▶ **Work instructions**
Search the material below for the word "Water" and copy every line in which it occurs.

▶ **Records for this task**
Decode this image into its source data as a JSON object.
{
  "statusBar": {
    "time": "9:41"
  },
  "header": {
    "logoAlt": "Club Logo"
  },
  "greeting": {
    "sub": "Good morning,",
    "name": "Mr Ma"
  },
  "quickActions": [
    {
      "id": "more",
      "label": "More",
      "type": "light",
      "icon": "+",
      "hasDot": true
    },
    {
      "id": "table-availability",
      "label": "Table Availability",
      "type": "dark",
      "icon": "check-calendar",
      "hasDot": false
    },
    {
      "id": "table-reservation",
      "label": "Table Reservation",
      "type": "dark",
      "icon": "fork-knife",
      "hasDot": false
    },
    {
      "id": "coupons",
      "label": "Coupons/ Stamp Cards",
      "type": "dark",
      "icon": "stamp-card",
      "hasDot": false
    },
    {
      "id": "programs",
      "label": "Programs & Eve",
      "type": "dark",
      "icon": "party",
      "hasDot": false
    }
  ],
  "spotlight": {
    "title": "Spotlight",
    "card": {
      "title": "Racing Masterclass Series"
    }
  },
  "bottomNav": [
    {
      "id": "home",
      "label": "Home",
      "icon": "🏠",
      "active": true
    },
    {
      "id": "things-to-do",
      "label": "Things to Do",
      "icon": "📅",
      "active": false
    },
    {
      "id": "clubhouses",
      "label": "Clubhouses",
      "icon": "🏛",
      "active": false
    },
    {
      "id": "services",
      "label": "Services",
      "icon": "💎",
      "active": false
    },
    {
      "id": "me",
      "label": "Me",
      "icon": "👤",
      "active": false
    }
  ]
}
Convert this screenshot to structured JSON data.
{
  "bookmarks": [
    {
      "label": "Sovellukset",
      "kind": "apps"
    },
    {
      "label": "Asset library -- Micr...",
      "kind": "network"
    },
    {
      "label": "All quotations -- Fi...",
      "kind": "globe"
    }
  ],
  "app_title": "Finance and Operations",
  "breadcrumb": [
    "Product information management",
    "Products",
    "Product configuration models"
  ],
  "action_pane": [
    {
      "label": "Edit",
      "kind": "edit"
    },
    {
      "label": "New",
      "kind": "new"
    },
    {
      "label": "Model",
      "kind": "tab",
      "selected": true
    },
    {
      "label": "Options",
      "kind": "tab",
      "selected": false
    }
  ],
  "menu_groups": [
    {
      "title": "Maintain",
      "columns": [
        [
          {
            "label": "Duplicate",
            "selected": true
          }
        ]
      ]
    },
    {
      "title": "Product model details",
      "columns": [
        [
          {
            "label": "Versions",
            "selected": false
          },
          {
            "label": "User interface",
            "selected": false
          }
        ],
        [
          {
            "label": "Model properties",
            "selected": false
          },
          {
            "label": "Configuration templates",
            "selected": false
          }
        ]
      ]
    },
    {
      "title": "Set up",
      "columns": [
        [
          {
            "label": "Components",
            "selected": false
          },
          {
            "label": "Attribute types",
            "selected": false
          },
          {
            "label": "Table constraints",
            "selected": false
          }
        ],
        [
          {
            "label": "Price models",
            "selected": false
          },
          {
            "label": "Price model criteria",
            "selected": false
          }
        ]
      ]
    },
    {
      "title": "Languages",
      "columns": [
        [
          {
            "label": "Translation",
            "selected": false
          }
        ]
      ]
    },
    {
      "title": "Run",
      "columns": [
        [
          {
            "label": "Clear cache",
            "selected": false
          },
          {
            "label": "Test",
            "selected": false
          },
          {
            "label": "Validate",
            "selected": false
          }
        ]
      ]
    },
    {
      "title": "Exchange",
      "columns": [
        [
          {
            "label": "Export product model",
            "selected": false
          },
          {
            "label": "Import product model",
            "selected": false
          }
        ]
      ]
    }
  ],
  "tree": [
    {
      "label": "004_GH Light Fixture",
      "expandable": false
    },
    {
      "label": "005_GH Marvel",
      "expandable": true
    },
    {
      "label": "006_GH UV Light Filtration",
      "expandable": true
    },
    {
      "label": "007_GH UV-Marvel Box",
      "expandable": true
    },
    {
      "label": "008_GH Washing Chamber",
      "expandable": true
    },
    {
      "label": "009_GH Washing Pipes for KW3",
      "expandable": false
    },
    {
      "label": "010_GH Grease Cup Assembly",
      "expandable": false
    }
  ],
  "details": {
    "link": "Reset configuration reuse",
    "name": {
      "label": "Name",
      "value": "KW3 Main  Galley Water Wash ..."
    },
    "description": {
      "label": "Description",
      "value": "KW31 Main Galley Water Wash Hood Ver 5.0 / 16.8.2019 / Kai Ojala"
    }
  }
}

▶ **Solution to this problem**
      "value": "KW3 Main  Galley Water Wash ..."
      "value": "KW31 Main Galley Water Wash Hood Ver 5.0 / 16.8.2019 / Kai Ojala"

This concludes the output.